-- Start of Data shown --
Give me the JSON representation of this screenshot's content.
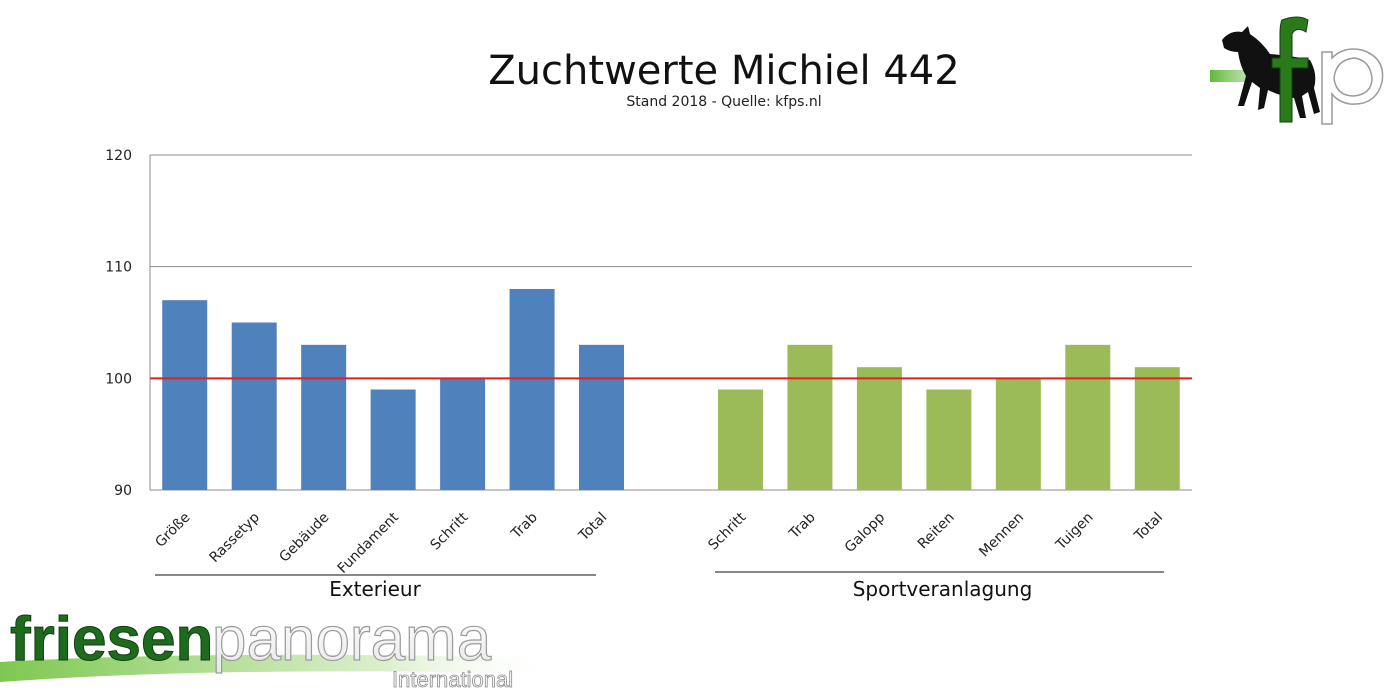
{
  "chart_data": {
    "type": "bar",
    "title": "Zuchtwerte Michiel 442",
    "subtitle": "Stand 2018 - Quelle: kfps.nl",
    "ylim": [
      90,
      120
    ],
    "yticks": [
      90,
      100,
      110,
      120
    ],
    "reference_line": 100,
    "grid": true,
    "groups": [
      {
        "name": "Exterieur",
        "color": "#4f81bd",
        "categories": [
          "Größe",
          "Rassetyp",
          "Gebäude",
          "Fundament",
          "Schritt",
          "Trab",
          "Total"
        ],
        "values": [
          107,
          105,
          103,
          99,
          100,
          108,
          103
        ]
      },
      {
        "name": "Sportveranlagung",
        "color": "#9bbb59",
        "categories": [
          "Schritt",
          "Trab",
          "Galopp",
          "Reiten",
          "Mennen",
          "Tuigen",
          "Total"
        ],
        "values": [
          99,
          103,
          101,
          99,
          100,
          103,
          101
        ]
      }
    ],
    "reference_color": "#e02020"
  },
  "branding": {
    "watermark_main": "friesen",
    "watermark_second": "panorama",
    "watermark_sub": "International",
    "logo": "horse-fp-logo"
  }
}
-- End of Data shown --
◆ **Written exercise**
Copy every entry word for word, but omit the pictures.

◆ **Solution to the exercise**
Give me the JSON representation of this screenshot's content.
{
  "chart_data": {
    "type": "bar",
    "title": "Zuchtwerte Michiel 442",
    "subtitle": "Stand 2018 - Quelle: kfps.nl",
    "ylim": [
      90,
      120
    ],
    "yticks": [
      90,
      100,
      110,
      120
    ],
    "reference_line": 100,
    "grid": true,
    "groups": [
      {
        "name": "Exterieur",
        "color": "#4f81bd",
        "categories": [
          "Größe",
          "Rassetyp",
          "Gebäude",
          "Fundament",
          "Schritt",
          "Trab",
          "Total"
        ],
        "values": [
          107,
          105,
          103,
          99,
          100,
          108,
          103
        ]
      },
      {
        "name": "Sportveranlagung",
        "color": "#9bbb59",
        "categories": [
          "Schritt",
          "Trab",
          "Galopp",
          "Reiten",
          "Mennen",
          "Tuigen",
          "Total"
        ],
        "values": [
          99,
          103,
          101,
          99,
          100,
          103,
          101
        ]
      }
    ],
    "reference_color": "#e02020"
  },
  "branding": {
    "watermark_main": "friesen",
    "watermark_second": "panorama",
    "watermark_sub": "International",
    "logo": "horse-fp-logo"
  }
}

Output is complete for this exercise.